◆ Task goal: Return each line of the records with nothing changed, pictures excepted.

◆ Provided data:
^^^^^^^^^^^^^^^^

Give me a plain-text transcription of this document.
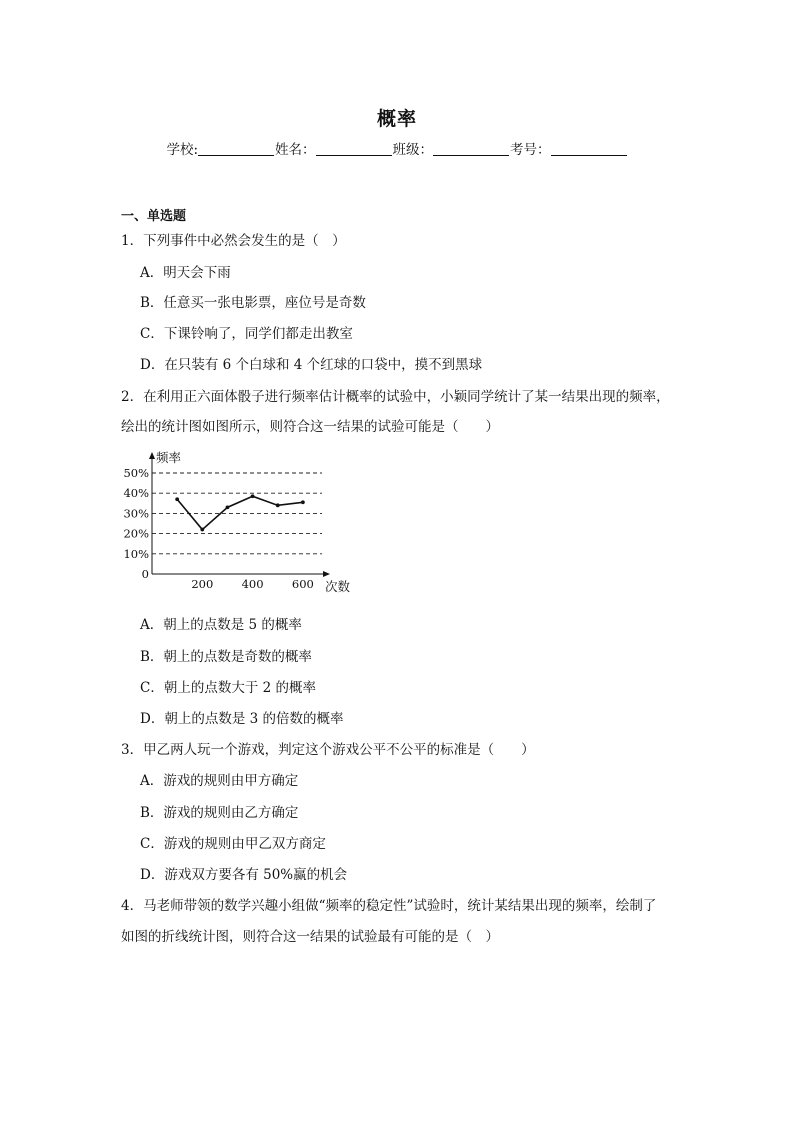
概率
学校:	姓名：	班级：	考号：
一、单选题
1．下列事件中必然会发生的是（　）
A．明天会下雨
B．任意买一张电影票，座位号是奇数
C．下课铃响了，同学们都走出教室
D．在只装有 6 个白球和 4 个红球的口袋中，摸不到黑球
2．在利用正六面体骰子进行频率估计概率的试验中，小颖同学统计了某一结果出现的频率，
绘出的统计图如图所示，则符合这一结果的试验可能是（　　）
0
10%
20%
30%
40%
50%
200 400 600
频率
次数
A．朝上的点数是 5 的概率
B．朝上的点数是奇数的概率
C．朝上的点数大于 2 的概率
D．朝上的点数是 3 的倍数的概率
3．甲乙两人玩一个游戏，判定这个游戏公平不公平的标准是（　　）
A．游戏的规则由甲方确定
B．游戏的规则由乙方确定
C．游戏的规则由甲乙双方商定
D．游戏双方要各有 50%赢的机会
4．马老师带领的数学兴趣小组做“频率的稳定性”试验时，统计某结果出现的频率，绘制了
如图的折线统计图，则符合这一结果的试验最有可能的是（　）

^^^^^^^^^^^^^^^^

◆ Task answer:
Give me a plain-text transcription of this document.
概率
学校:	姓名：	班级：	考号：
一、单选题
1．下列事件中必然会发生的是（　）
A．明天会下雨
B．任意买一张电影票，座位号是奇数
C．下课铃响了，同学们都走出教室
D．在只装有 6 个白球和 4 个红球的口袋中，摸不到黑球
2．在利用正六面体骰子进行频率估计概率的试验中，小颖同学统计了某一结果出现的频率，
绘出的统计图如图所示，则符合这一结果的试验可能是（　　）
0
10%
20%
30%
40%
50%
200 400 600
频率
次数
A．朝上的点数是 5 的概率
B．朝上的点数是奇数的概率
C．朝上的点数大于 2 的概率
D．朝上的点数是 3 的倍数的概率
3．甲乙两人玩一个游戏，判定这个游戏公平不公平的标准是（　　）
A．游戏的规则由甲方确定
B．游戏的规则由乙方确定
C．游戏的规则由甲乙双方商定
D．游戏双方要各有 50%赢的机会
4．马老师带领的数学兴趣小组做“频率的稳定性”试验时，统计某结果出现的频率，绘制了
如图的折线统计图，则符合这一结果的试验最有可能的是（　）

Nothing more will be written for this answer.